(EXERCISE)
Below is a block of records. Copy every line in it that contains the word "количество".

(PROVIDED ENTRIES)

= = = = = = =

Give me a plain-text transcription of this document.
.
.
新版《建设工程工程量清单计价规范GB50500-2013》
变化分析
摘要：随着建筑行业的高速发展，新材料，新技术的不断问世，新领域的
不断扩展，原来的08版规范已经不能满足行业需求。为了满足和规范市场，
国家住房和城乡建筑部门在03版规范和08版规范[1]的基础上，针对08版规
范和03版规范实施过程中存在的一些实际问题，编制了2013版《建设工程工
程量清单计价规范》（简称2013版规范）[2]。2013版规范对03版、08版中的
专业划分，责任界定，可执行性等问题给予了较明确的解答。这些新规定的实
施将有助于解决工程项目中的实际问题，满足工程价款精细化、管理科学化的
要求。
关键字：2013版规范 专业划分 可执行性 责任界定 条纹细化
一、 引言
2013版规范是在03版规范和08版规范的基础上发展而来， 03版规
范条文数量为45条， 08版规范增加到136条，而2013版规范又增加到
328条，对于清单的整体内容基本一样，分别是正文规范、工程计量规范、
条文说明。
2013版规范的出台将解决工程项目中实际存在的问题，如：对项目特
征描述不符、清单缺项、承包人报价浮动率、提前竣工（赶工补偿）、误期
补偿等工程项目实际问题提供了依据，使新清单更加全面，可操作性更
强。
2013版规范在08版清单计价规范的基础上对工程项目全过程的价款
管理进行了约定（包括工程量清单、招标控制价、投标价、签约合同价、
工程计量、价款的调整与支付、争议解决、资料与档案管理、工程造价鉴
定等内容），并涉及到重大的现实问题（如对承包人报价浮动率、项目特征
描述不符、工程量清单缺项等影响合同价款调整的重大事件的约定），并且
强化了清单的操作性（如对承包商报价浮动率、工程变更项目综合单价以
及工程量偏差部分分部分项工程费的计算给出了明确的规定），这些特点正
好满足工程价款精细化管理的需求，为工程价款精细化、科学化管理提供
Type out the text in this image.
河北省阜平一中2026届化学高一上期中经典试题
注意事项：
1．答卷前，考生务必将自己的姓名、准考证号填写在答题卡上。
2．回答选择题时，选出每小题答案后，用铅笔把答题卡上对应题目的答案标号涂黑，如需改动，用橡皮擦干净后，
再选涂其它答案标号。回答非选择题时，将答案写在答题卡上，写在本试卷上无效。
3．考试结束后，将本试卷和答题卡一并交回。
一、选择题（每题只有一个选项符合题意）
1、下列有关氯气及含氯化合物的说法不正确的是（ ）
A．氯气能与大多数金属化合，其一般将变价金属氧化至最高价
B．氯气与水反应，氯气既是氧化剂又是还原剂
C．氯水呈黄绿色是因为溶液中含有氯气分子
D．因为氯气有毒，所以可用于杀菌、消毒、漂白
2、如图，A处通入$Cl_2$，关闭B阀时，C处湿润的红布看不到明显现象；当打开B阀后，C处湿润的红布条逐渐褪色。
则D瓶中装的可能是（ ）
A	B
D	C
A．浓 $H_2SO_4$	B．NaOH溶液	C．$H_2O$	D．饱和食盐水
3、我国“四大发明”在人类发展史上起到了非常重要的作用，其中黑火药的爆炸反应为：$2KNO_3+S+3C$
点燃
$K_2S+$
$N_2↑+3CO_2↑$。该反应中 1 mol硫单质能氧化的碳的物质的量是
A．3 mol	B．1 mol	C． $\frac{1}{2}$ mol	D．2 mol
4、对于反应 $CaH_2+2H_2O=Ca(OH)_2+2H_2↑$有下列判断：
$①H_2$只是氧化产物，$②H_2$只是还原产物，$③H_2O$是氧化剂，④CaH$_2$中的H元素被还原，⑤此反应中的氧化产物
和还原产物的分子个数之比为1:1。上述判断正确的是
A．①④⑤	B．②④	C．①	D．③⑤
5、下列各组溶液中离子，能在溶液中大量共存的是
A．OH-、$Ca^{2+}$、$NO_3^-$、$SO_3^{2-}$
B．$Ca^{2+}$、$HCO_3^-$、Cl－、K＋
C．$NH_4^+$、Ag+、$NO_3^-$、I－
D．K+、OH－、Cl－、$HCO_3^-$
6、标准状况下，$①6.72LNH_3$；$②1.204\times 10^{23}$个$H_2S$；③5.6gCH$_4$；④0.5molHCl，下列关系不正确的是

= = = = = = =

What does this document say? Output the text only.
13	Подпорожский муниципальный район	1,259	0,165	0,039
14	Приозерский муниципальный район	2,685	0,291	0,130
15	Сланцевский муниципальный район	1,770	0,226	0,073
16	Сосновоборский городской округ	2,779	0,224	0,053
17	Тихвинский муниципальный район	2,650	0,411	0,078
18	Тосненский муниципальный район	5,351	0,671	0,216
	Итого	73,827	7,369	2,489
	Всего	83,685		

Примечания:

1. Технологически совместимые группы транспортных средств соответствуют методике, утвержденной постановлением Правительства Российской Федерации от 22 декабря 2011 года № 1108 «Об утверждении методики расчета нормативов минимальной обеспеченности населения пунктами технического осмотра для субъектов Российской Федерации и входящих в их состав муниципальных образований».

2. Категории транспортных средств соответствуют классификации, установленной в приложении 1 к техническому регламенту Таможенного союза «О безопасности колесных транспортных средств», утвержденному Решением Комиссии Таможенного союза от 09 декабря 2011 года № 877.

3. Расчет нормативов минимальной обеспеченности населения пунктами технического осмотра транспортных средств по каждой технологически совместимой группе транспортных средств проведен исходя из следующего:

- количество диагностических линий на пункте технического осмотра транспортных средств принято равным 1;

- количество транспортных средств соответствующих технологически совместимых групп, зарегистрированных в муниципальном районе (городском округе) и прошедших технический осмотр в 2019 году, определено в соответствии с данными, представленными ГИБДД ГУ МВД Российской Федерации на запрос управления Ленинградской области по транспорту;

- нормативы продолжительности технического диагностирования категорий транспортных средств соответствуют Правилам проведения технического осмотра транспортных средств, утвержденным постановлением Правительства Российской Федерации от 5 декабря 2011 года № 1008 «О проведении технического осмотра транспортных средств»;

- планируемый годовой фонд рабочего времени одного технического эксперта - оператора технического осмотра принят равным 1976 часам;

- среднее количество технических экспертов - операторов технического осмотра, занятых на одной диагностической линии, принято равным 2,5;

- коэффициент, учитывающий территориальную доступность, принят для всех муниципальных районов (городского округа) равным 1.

= = = = = = =

(ANSWER TO THE TASK)
- количество диагностических линий на пункте технического осмотра транспортных средств принято равным 1;
- количество транспортных средств соответствующих технологически совместимых групп, зарегистрированных в муниципальном районе (городском округе) и прошедших технический осмотр в 2019 году, определено в соответствии с данными, представленными ГИБДД ГУ МВД Российской Федерации на запрос управления Ленинградской области по транспорту;
- среднее количество технических экспертов - операторов технического осмотра, занятых на одной диагностической линии, принято равным 2,5;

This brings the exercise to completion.